**YOUR OBJECTIVE:**
Report every line in the listing that contains the string "Nach".

**DATA TO USE:**
■ ■ ■ ■ ■
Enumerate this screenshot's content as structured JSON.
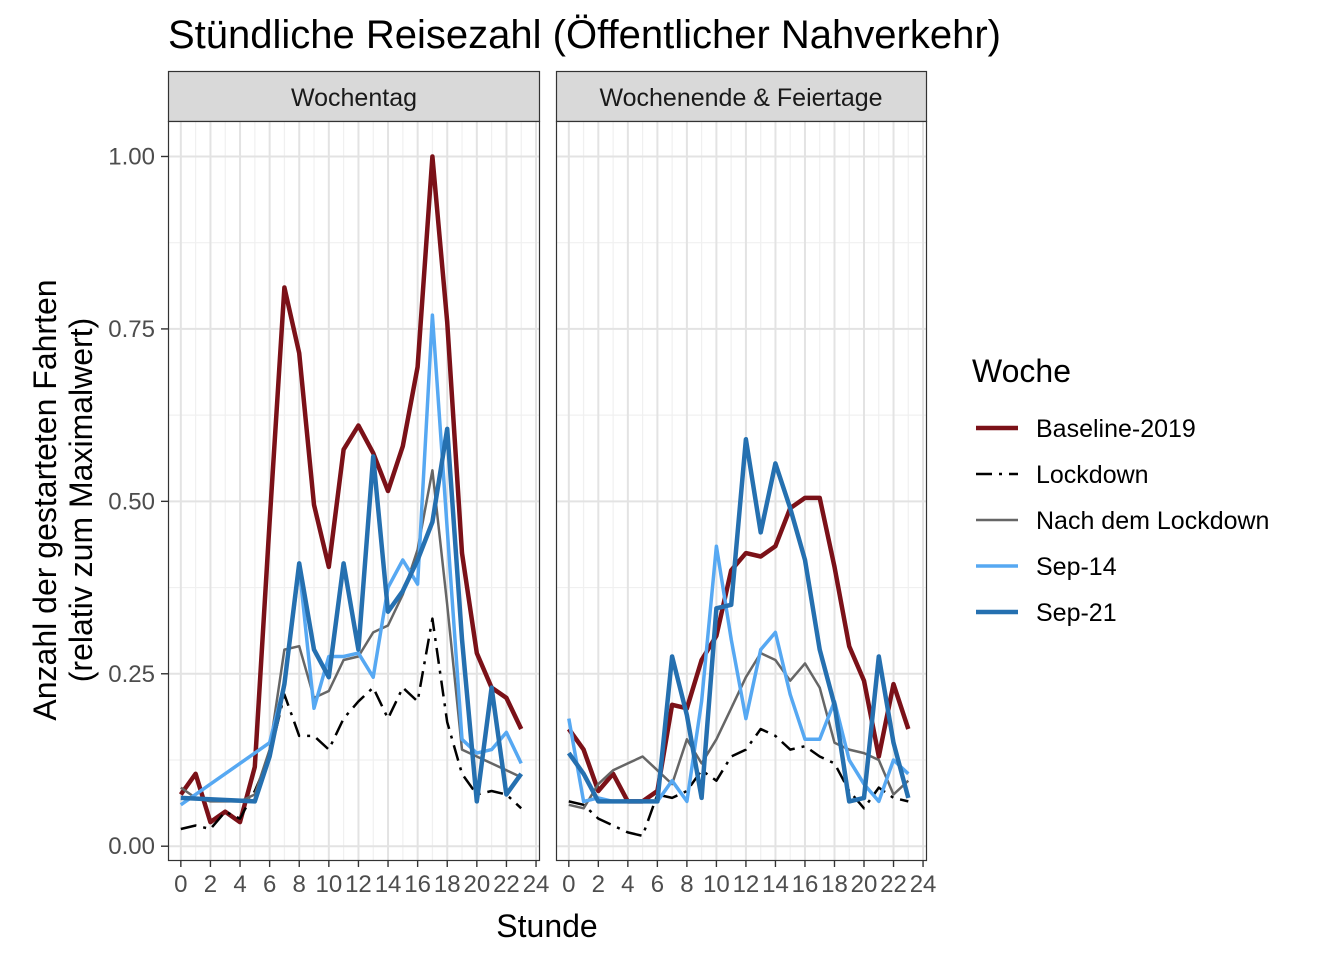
{
  "chart_data": {
    "type": "line",
    "title": "Stündliche Reisezahl (Öffentlicher Nahverkehr)",
    "xlabel": "Stunde",
    "ylabel": [
      "Anzahl der gestarteten Fahrten",
      "(relativ zum Maximalwert)"
    ],
    "xlim": [
      -0.8,
      24.2
    ],
    "ylim": [
      -0.02,
      1.05
    ],
    "x_ticks": [
      0,
      2,
      4,
      6,
      8,
      10,
      12,
      14,
      16,
      18,
      20,
      22,
      24
    ],
    "x_tick_labels": [
      "0",
      "2",
      "4",
      "6",
      "8",
      "10",
      "12",
      "14",
      "16",
      "18",
      "20",
      "22",
      "24"
    ],
    "y_ticks": [
      0,
      0.25,
      0.5,
      0.75,
      1.0
    ],
    "y_tick_labels": [
      "0.00",
      "0.25",
      "0.50",
      "0.75",
      "1.00"
    ],
    "grid": true,
    "legend": {
      "title": "Woche",
      "position": "right",
      "entries": [
        "Baseline-2019",
        "Lockdown",
        "Nach dem Lockdown",
        "Sep-14",
        "Sep-21"
      ]
    },
    "series_styles": [
      {
        "name": "Baseline-2019",
        "color": "#7b1118",
        "width": 4.5,
        "dash": ""
      },
      {
        "name": "Lockdown",
        "color": "#000000",
        "width": 2.5,
        "dash": "16,7,3,7"
      },
      {
        "name": "Nach dem Lockdown",
        "color": "#666666",
        "width": 2.5,
        "dash": ""
      },
      {
        "name": "Sep-14",
        "color": "#56a8f2",
        "width": 3.5,
        "dash": ""
      },
      {
        "name": "Sep-21",
        "color": "#2570b0",
        "width": 4.5,
        "dash": ""
      }
    ],
    "panels": [
      {
        "label": "Wochentag",
        "series": [
          {
            "name": "Baseline-2019",
            "x": [
              0,
              1,
              2,
              3,
              4,
              5,
              6,
              7,
              8,
              9,
              10,
              11,
              12,
              13,
              14,
              15,
              16,
              17,
              18,
              19,
              20,
              21,
              22,
              23
            ],
            "values": [
              0.075,
              0.105,
              0.035,
              0.05,
              0.035,
              0.115,
              0.47,
              0.81,
              0.715,
              0.495,
              0.405,
              0.575,
              0.61,
              0.57,
              0.515,
              0.58,
              0.695,
              1.0,
              0.76,
              0.425,
              0.28,
              0.23,
              0.215,
              0.17
            ]
          },
          {
            "name": "Lockdown",
            "x": [
              0,
              1,
              2,
              3,
              4,
              5,
              6,
              7,
              8,
              9,
              10,
              11,
              12,
              13,
              14,
              15,
              16,
              17,
              18,
              19,
              20,
              21,
              22,
              23
            ],
            "values": [
              0.025,
              0.03,
              0.025,
              0.05,
              0.04,
              0.08,
              0.13,
              0.22,
              0.16,
              0.16,
              0.14,
              0.185,
              0.21,
              0.23,
              0.185,
              0.23,
              0.21,
              0.33,
              0.18,
              0.105,
              0.075,
              0.08,
              0.075,
              0.055
            ]
          },
          {
            "name": "Nach dem Lockdown",
            "x": [
              0,
              1,
              2,
              3,
              4,
              5,
              6,
              7,
              8,
              9,
              10,
              11,
              12,
              13,
              14,
              15,
              16,
              17,
              18,
              19,
              20,
              21,
              22,
              23
            ],
            "values": [
              0.085,
              0.07,
              0.065,
              0.065,
              0.065,
              0.075,
              0.14,
              0.285,
              0.29,
              0.215,
              0.225,
              0.27,
              0.275,
              0.31,
              0.32,
              0.365,
              0.43,
              0.545,
              0.35,
              0.14,
              0.13,
              0.12,
              0.11,
              0.1
            ]
          },
          {
            "name": "Sep-14",
            "x": [
              0,
              6,
              7,
              8,
              9,
              10,
              11,
              12,
              13,
              14,
              15,
              16,
              17,
              18,
              19,
              20,
              21,
              22,
              23
            ],
            "values": [
              0.06,
              0.15,
              0.235,
              0.405,
              0.2,
              0.275,
              0.275,
              0.28,
              0.245,
              0.375,
              0.415,
              0.38,
              0.77,
              0.46,
              0.155,
              0.135,
              0.14,
              0.165,
              0.12
            ]
          },
          {
            "name": "Sep-21",
            "x": [
              0,
              5,
              6,
              7,
              8,
              9,
              10,
              11,
              12,
              13,
              14,
              15,
              16,
              17,
              18,
              19,
              20,
              21,
              22,
              23
            ],
            "values": [
              0.07,
              0.065,
              0.13,
              0.235,
              0.41,
              0.285,
              0.245,
              0.41,
              0.285,
              0.565,
              0.34,
              0.37,
              0.415,
              0.47,
              0.605,
              0.3,
              0.065,
              0.23,
              0.075,
              0.105
            ]
          }
        ]
      },
      {
        "label": "Wochenende & Feiertage",
        "series": [
          {
            "name": "Baseline-2019",
            "x": [
              0,
              1,
              2,
              3,
              4,
              5,
              6,
              7,
              8,
              9,
              10,
              11,
              12,
              13,
              14,
              15,
              16,
              17,
              18,
              19,
              20,
              21,
              22,
              23
            ],
            "values": [
              0.17,
              0.14,
              0.08,
              0.105,
              0.065,
              0.065,
              0.08,
              0.205,
              0.2,
              0.27,
              0.305,
              0.4,
              0.425,
              0.42,
              0.435,
              0.49,
              0.505,
              0.505,
              0.405,
              0.29,
              0.24,
              0.13,
              0.235,
              0.17
            ]
          },
          {
            "name": "Lockdown",
            "x": [
              0,
              1,
              2,
              3,
              4,
              5,
              6,
              7,
              8,
              9,
              10,
              11,
              12,
              13,
              14,
              15,
              16,
              17,
              18,
              19,
              20,
              21,
              22,
              23
            ],
            "values": [
              0.065,
              0.06,
              0.04,
              0.03,
              0.02,
              0.015,
              0.075,
              0.07,
              0.08,
              0.11,
              0.095,
              0.13,
              0.14,
              0.17,
              0.16,
              0.14,
              0.145,
              0.13,
              0.12,
              0.08,
              0.055,
              0.085,
              0.07,
              0.065
            ]
          },
          {
            "name": "Nach dem Lockdown",
            "x": [
              0,
              1,
              2,
              3,
              4,
              5,
              6,
              7,
              8,
              9,
              10,
              11,
              12,
              13,
              14,
              15,
              16,
              17,
              18,
              19,
              20,
              21,
              22,
              23
            ],
            "values": [
              0.06,
              0.055,
              0.09,
              0.11,
              0.12,
              0.13,
              0.11,
              0.09,
              0.155,
              0.12,
              0.155,
              0.2,
              0.245,
              0.28,
              0.27,
              0.24,
              0.265,
              0.23,
              0.15,
              0.14,
              0.135,
              0.125,
              0.075,
              0.095
            ]
          },
          {
            "name": "Sep-14",
            "x": [
              0,
              1,
              2,
              3,
              4,
              5,
              6,
              7,
              8,
              9,
              10,
              11,
              12,
              13,
              14,
              15,
              16,
              17,
              18,
              19,
              20,
              21,
              22,
              23
            ],
            "values": [
              0.185,
              0.065,
              0.07,
              0.065,
              0.065,
              0.065,
              0.065,
              0.095,
              0.065,
              0.21,
              0.435,
              0.3,
              0.185,
              0.285,
              0.31,
              0.22,
              0.155,
              0.155,
              0.21,
              0.125,
              0.09,
              0.065,
              0.125,
              0.105
            ]
          },
          {
            "name": "Sep-21",
            "x": [
              0,
              1,
              2,
              3,
              4,
              5,
              6,
              7,
              8,
              9,
              10,
              11,
              12,
              13,
              14,
              15,
              16,
              17,
              18,
              19,
              20,
              21,
              22,
              23
            ],
            "values": [
              0.135,
              0.105,
              0.065,
              0.065,
              0.065,
              0.065,
              0.065,
              0.275,
              0.19,
              0.07,
              0.345,
              0.35,
              0.59,
              0.455,
              0.555,
              0.49,
              0.415,
              0.285,
              0.205,
              0.065,
              0.07,
              0.275,
              0.15,
              0.07
            ]
          }
        ]
      }
    ]
  }
}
■ ■ ■ ■ ■
**RESPONSE:**
        "Nach dem Lockdown",
        "name": "Nach dem Lockdown",
            "name": "Nach dem Lockdown",
            "name": "Nach dem Lockdown",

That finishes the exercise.